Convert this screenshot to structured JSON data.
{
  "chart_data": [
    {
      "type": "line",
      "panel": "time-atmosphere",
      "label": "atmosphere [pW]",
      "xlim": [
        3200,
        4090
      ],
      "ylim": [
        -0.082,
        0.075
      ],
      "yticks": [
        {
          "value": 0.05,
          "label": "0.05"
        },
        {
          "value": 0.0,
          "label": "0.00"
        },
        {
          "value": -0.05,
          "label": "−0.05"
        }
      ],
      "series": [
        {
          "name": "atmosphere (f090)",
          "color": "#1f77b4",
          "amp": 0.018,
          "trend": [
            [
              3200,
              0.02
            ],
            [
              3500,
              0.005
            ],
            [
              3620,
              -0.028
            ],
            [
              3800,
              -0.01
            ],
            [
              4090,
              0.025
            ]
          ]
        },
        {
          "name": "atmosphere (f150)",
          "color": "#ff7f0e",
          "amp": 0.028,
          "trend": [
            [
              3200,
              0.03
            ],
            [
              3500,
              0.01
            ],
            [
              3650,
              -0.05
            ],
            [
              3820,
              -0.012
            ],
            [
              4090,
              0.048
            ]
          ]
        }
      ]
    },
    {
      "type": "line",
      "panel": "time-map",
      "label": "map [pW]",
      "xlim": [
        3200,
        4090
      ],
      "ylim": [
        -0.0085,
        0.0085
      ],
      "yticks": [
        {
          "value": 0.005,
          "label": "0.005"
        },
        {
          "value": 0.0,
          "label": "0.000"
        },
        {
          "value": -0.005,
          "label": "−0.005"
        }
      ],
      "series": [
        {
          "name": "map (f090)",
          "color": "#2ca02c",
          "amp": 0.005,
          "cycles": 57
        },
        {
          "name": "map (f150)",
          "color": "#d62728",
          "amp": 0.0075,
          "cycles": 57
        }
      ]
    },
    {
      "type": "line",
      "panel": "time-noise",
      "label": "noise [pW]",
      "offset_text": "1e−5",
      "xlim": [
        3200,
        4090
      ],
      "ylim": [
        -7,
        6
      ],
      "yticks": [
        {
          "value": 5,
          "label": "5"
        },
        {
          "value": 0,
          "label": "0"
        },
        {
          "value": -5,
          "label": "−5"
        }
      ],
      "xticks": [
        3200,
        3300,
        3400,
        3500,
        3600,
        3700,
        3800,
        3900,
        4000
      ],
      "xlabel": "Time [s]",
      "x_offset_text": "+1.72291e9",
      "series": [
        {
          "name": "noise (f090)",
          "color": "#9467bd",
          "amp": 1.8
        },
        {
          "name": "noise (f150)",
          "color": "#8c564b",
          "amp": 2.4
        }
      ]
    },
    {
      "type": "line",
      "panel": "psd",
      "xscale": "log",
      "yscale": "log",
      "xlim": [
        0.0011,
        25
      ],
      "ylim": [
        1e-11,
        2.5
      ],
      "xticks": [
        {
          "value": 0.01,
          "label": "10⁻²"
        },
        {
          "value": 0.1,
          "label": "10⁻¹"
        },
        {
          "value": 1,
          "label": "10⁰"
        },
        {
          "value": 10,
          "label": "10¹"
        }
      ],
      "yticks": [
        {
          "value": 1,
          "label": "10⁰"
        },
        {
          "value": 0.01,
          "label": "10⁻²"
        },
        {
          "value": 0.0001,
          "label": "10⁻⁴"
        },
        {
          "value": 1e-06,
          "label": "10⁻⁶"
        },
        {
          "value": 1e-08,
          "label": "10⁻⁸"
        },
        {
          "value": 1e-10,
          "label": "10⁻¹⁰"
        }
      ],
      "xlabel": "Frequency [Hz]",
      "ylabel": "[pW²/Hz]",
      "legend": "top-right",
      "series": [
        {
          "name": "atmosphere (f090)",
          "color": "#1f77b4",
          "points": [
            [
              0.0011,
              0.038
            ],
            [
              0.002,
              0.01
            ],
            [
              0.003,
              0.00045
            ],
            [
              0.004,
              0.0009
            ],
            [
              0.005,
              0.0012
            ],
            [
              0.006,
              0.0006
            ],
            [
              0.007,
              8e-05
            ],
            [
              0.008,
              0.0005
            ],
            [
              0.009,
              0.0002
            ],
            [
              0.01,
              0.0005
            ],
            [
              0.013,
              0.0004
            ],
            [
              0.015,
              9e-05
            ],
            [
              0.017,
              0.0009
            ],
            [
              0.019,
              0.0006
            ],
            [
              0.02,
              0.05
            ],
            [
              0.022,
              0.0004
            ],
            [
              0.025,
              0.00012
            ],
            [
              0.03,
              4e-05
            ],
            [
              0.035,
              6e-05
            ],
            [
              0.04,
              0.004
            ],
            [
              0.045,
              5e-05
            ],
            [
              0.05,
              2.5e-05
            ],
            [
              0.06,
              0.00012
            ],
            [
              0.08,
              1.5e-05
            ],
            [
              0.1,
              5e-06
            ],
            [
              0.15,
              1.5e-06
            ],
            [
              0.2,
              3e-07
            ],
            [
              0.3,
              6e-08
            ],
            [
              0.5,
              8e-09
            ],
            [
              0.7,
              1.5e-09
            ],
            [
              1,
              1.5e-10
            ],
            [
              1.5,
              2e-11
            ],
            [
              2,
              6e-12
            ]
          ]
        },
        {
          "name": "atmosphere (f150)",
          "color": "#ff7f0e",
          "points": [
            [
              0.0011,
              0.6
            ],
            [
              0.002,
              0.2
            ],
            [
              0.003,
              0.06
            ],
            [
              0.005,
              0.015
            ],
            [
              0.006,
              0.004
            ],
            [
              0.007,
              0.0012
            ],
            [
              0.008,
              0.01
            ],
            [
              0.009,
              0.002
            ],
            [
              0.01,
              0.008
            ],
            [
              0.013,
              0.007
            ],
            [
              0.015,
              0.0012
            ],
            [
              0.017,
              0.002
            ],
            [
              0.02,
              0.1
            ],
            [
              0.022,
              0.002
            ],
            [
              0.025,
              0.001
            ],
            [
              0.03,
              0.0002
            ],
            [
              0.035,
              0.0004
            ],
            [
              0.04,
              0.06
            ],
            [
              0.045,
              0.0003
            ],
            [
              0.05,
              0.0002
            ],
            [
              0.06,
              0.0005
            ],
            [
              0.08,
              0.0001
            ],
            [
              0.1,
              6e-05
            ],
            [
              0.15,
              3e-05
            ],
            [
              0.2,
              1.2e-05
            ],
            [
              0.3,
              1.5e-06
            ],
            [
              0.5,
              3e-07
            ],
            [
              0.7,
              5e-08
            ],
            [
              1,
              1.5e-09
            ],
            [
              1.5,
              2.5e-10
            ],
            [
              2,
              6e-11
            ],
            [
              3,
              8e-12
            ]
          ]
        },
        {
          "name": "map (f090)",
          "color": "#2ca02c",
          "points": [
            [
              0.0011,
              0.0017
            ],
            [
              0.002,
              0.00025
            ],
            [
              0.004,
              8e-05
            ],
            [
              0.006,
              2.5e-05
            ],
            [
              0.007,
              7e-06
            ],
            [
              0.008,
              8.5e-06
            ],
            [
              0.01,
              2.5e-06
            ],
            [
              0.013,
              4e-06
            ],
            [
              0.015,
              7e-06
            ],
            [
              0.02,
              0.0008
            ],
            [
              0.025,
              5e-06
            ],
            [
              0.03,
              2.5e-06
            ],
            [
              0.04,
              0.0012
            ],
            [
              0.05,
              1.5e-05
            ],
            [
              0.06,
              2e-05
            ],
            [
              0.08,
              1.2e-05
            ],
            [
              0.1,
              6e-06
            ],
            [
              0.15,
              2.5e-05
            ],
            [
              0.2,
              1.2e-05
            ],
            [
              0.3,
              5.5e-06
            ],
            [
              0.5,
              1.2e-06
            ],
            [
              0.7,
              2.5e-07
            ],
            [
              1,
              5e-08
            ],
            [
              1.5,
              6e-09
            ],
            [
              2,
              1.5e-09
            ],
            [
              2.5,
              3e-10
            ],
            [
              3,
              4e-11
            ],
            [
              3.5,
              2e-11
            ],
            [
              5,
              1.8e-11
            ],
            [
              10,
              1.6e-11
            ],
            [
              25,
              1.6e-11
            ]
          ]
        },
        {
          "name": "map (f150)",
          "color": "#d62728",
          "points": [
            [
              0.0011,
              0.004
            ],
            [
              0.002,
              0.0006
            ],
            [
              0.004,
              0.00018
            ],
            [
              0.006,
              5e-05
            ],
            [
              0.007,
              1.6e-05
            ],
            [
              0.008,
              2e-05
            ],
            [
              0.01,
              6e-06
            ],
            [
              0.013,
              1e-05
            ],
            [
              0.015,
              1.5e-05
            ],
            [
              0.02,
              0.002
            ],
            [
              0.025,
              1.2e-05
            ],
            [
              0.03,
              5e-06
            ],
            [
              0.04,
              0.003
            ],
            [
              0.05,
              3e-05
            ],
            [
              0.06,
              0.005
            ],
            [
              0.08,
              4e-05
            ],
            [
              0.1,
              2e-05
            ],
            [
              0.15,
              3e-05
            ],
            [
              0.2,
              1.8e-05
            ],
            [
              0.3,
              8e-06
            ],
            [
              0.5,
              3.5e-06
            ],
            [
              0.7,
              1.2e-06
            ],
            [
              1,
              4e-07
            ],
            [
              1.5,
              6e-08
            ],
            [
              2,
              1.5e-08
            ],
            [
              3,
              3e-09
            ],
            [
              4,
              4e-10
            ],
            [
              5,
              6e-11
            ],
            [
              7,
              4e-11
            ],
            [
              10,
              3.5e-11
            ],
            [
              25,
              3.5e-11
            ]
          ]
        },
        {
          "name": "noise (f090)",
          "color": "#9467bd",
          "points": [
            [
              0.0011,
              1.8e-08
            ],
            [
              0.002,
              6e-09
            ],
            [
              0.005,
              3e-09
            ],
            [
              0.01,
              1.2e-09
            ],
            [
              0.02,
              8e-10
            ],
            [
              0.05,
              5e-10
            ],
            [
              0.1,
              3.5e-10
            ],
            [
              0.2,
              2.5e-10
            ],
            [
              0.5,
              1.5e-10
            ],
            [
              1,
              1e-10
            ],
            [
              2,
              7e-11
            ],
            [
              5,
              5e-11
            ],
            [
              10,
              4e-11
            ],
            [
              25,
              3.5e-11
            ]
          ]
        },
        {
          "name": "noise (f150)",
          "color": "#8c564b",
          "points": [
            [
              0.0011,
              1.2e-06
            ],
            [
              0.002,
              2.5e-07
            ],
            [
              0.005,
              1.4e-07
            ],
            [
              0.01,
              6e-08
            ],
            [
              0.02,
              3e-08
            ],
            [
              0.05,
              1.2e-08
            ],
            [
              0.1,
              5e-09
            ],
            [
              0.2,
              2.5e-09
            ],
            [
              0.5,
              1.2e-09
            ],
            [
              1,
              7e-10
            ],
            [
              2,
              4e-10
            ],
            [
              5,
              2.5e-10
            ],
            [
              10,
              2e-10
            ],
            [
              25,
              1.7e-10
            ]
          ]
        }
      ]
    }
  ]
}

────────

### Set exercise
List every line from the entries above in which "panel" appears.

### Right answer
      "panel": "time-atmosphere",
      "panel": "time-map",
      "panel": "time-noise",
      "panel": "psd",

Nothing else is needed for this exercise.